* [Exercise task]
Go through the listing below and list every line with "object".

* [Records supplied]
════════════════

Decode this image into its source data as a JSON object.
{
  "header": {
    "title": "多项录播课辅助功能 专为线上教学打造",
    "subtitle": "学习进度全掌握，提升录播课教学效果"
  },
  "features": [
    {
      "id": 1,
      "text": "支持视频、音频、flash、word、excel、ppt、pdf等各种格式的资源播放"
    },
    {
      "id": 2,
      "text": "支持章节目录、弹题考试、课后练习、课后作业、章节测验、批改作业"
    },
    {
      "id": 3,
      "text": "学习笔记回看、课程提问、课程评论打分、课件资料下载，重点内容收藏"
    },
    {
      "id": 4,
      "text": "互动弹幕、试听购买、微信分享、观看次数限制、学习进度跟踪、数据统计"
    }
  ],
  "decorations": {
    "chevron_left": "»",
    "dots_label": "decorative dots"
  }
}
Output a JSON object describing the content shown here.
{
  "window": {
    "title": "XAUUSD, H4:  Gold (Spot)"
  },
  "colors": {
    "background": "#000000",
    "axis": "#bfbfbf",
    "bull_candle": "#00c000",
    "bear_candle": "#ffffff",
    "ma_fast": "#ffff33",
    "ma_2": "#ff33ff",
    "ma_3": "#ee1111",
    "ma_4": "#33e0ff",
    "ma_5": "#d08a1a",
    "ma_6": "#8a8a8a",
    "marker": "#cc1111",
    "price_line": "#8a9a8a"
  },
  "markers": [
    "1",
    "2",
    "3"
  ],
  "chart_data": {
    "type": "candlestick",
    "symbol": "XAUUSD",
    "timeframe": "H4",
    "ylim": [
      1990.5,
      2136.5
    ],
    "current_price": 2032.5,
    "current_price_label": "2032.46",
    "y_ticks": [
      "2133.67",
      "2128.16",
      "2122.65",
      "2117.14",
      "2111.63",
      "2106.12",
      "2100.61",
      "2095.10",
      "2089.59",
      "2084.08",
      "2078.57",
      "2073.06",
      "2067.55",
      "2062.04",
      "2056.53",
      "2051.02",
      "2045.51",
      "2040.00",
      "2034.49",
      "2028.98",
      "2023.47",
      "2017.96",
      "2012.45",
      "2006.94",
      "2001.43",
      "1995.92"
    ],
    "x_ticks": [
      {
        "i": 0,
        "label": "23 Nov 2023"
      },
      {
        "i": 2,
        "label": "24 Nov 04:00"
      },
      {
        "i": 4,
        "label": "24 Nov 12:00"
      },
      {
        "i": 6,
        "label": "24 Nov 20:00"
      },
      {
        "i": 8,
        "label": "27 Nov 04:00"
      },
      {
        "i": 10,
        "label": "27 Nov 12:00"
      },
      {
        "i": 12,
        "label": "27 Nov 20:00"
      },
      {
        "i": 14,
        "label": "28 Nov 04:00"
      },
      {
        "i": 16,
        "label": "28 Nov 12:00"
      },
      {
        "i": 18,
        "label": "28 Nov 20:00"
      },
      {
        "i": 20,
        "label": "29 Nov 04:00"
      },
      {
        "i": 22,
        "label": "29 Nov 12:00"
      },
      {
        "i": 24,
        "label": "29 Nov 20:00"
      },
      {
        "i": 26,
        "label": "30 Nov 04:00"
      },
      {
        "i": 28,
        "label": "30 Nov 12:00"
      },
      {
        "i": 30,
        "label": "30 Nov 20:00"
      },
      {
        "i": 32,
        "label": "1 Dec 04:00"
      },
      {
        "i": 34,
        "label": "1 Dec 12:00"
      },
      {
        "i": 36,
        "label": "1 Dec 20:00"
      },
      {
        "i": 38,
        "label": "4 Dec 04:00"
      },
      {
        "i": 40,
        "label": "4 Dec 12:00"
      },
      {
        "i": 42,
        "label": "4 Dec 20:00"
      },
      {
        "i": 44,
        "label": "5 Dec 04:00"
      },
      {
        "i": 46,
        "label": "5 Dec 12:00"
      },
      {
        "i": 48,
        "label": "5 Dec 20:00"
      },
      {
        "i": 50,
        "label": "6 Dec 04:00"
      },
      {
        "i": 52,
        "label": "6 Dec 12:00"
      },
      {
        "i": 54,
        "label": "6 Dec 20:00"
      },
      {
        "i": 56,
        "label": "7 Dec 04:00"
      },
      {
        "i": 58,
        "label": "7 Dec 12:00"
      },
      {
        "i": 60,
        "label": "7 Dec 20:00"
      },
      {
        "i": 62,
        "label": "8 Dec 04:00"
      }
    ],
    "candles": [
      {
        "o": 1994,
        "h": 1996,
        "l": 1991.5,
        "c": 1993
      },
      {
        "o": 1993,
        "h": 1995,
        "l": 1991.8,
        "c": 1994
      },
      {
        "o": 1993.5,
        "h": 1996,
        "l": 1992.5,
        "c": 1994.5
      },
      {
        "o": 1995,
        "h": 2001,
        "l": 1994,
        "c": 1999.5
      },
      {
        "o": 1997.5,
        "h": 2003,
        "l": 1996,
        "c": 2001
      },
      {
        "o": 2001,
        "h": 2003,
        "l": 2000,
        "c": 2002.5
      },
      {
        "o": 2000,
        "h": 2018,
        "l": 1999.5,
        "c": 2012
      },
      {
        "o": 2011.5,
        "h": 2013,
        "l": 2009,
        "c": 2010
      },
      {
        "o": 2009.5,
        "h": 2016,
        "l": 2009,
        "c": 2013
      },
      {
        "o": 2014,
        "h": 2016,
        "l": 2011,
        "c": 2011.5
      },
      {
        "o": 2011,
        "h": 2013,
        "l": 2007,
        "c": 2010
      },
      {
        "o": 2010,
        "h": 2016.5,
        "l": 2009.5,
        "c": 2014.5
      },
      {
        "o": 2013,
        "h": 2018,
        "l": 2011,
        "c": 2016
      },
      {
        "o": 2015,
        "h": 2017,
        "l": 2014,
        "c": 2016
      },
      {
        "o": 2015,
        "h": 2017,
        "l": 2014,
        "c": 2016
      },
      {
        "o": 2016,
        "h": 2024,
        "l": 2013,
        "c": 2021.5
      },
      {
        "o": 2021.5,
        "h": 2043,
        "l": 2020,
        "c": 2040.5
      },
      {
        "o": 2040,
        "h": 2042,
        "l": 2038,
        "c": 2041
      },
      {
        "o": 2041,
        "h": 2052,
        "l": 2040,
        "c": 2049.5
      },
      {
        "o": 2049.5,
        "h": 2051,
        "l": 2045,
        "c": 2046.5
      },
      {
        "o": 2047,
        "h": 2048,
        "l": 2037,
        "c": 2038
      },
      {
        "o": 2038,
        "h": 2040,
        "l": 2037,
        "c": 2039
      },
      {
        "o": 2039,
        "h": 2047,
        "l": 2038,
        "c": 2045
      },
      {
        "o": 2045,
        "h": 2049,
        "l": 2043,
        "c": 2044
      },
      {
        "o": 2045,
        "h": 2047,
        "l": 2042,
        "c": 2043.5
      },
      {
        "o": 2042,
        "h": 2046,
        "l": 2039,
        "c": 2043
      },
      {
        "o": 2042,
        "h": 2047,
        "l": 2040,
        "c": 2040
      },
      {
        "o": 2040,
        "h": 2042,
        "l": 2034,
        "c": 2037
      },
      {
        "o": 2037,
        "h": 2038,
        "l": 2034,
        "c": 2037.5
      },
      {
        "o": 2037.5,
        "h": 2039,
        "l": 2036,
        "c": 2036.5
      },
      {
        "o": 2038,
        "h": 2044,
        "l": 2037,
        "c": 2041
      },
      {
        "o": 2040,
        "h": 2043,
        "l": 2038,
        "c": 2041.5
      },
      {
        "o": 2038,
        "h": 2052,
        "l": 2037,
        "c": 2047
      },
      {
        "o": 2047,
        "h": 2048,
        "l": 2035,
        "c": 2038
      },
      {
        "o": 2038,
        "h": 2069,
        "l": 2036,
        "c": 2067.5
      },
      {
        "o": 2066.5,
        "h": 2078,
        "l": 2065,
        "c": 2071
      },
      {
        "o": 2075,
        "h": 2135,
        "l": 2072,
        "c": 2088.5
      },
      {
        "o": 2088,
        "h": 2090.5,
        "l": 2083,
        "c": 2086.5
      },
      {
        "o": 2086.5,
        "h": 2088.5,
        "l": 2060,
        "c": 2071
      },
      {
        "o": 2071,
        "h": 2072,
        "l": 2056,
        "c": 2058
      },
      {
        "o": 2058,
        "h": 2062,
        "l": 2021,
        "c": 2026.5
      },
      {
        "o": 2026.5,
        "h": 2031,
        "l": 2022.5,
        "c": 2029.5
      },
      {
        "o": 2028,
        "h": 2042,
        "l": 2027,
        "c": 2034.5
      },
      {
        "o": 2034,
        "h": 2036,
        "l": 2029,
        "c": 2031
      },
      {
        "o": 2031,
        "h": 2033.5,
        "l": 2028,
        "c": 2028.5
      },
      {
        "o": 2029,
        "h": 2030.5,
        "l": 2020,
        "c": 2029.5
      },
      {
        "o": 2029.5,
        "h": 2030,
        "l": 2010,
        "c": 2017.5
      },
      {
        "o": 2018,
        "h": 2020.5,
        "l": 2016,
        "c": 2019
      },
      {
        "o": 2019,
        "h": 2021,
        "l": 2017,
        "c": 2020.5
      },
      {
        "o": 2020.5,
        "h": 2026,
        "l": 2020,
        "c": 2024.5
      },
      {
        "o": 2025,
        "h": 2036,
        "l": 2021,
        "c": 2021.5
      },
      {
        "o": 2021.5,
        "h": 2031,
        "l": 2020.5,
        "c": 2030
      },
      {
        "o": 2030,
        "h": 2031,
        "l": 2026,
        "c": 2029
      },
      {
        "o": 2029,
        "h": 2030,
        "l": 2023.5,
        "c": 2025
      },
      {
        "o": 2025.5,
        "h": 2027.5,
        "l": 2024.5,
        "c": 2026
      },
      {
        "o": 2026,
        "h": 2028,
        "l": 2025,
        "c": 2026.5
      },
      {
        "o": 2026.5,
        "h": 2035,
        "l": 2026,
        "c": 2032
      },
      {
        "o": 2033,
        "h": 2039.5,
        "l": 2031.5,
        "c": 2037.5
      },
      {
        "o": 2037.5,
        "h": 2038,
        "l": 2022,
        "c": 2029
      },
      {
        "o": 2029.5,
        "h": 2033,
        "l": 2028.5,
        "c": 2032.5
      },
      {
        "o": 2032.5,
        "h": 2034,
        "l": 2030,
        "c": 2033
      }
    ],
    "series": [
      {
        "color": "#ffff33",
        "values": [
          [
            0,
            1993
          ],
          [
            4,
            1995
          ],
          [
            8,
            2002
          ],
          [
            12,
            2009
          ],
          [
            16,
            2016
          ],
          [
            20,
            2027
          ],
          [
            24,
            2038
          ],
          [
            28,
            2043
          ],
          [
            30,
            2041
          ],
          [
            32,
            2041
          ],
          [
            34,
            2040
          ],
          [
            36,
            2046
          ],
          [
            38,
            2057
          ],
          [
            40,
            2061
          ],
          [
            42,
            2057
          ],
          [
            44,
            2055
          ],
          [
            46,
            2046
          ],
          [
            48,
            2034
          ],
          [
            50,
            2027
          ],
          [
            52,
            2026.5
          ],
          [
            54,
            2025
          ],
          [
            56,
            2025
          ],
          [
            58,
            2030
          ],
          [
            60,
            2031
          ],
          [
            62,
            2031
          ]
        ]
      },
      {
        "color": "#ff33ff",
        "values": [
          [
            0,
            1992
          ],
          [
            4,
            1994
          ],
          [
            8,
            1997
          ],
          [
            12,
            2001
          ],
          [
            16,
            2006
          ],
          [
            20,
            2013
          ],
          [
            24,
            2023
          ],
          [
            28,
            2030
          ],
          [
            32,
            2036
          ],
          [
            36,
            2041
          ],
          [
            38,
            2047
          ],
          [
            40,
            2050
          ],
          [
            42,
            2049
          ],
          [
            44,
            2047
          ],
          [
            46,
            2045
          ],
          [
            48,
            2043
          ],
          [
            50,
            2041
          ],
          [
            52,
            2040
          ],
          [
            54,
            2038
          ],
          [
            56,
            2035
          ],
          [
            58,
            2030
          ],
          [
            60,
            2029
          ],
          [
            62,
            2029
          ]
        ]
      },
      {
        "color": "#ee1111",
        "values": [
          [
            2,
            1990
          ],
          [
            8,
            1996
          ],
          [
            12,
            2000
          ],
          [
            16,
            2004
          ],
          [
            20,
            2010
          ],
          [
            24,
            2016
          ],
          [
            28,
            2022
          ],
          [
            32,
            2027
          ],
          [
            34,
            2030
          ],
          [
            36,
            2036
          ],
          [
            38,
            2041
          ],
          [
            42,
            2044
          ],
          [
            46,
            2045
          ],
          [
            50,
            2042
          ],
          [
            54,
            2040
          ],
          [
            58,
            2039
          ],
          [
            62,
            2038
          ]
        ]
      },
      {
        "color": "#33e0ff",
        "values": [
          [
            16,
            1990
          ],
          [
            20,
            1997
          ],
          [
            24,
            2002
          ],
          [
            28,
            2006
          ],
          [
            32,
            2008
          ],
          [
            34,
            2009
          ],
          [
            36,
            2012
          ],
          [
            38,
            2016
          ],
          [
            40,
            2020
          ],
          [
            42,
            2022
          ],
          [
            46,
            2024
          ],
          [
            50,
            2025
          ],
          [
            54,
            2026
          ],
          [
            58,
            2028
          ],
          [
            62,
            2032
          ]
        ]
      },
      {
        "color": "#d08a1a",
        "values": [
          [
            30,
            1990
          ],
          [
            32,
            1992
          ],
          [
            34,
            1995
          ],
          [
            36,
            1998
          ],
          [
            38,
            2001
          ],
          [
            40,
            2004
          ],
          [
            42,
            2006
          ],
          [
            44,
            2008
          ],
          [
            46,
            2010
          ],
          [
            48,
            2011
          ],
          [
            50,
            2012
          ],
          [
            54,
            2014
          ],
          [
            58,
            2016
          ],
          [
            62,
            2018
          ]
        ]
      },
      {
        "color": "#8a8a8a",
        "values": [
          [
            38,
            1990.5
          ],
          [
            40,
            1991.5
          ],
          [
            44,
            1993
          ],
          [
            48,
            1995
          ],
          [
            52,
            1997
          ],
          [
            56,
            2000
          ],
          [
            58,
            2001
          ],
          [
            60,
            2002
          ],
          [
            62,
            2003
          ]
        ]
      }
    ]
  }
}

════════════════

* [Exercise output]
Decode this image into its source data as a JSON object.
Output a JSON object describing the content shown here.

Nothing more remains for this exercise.